== WRITTEN TASK ==
Write out the records word for word, with no pictures.

-- START INFORMATION SUPPLIED --

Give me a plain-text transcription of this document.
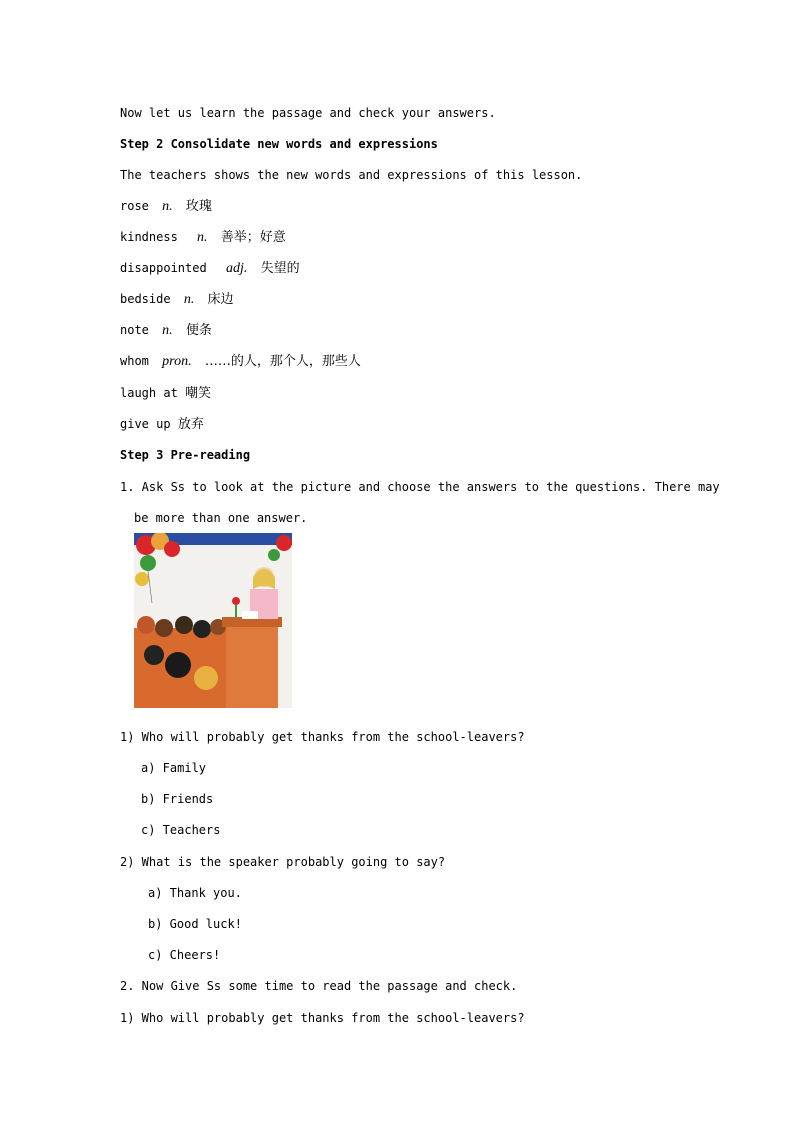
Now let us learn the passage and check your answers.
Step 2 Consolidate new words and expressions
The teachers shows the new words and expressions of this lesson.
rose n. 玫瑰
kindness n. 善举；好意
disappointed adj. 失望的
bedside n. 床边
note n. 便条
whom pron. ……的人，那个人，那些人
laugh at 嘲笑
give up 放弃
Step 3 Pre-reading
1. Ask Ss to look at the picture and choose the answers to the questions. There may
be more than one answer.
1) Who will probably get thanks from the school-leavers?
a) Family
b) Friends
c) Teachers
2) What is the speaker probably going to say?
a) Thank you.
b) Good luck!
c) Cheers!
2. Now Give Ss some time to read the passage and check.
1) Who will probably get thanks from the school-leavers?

-- END INFORMATION SUPPLIED --

== SOLUTION BELOW ==
Give me a plain-text transcription of this document.
Now let us learn the passage and check your answers.
Step 2 Consolidate new words and expressions
The teachers shows the new words and expressions of this lesson.
rose n. 玫瑰
kindness n. 善举；好意
disappointed adj. 失望的
bedside n. 床边
note n. 便条
whom pron. ……的人，那个人，那些人
laugh at 嘲笑
give up 放弃
Step 3 Pre-reading
1. Ask Ss to look at the picture and choose the answers to the questions. There may
be more than one answer.
1) Who will probably get thanks from the school-leavers?
a) Family
b) Friends
c) Teachers
2) What is the speaker probably going to say?
a) Thank you.
b) Good luck!
c) Cheers!
2. Now Give Ss some time to read the passage and check.
1) Who will probably get thanks from the school-leavers?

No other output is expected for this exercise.